◆ TASK GOAL ◆
Output the entries verbatim, including every line.

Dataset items
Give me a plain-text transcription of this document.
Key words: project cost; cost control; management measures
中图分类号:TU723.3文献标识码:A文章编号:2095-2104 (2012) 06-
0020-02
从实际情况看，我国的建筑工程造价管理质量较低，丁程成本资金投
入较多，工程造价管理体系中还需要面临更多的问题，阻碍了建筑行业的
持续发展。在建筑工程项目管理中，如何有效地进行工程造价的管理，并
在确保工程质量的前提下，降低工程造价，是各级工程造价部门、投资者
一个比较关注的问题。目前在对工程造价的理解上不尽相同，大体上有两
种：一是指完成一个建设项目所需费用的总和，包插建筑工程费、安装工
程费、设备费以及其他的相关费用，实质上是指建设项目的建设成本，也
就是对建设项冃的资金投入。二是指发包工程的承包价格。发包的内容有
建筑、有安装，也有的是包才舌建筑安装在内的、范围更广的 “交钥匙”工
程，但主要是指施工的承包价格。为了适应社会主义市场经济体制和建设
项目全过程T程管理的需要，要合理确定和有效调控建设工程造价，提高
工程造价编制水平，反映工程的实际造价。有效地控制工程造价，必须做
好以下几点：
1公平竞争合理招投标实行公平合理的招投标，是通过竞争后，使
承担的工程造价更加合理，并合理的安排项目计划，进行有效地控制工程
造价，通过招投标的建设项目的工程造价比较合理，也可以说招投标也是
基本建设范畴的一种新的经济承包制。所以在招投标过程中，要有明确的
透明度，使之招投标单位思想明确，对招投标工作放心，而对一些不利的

◆ WRITTEN RESPONSE ◆
Give me a plain-text transcription of this document.
Key words: project cost; cost control; management measures
中图分类号:TU723.3文献标识码:A文章编号:2095-2104 (2012) 06-
0020-02
从实际情况看，我国的建筑工程造价管理质量较低，丁程成本资金投
入较多，工程造价管理体系中还需要面临更多的问题，阻碍了建筑行业的
持续发展。在建筑工程项目管理中，如何有效地进行工程造价的管理，并
在确保工程质量的前提下，降低工程造价，是各级工程造价部门、投资者
一个比较关注的问题。目前在对工程造价的理解上不尽相同，大体上有两
种：一是指完成一个建设项目所需费用的总和，包插建筑工程费、安装工
程费、设备费以及其他的相关费用，实质上是指建设项目的建设成本，也
就是对建设项冃的资金投入。二是指发包工程的承包价格。发包的内容有
建筑、有安装，也有的是包才舌建筑安装在内的、范围更广的 “交钥匙”工
程，但主要是指施工的承包价格。为了适应社会主义市场经济体制和建设
项目全过程T程管理的需要，要合理确定和有效调控建设工程造价，提高
工程造价编制水平，反映工程的实际造价。有效地控制工程造价，必须做
好以下几点：
1公平竞争合理招投标实行公平合理的招投标，是通过竞争后，使
承担的工程造价更加合理，并合理的安排项目计划，进行有效地控制工程
造价，通过招投标的建设项目的工程造价比较合理，也可以说招投标也是
基本建设范畴的一种新的经济承包制。所以在招投标过程中，要有明确的
透明度，使之招投标单位思想明确，对招投标工作放心，而对一些不利的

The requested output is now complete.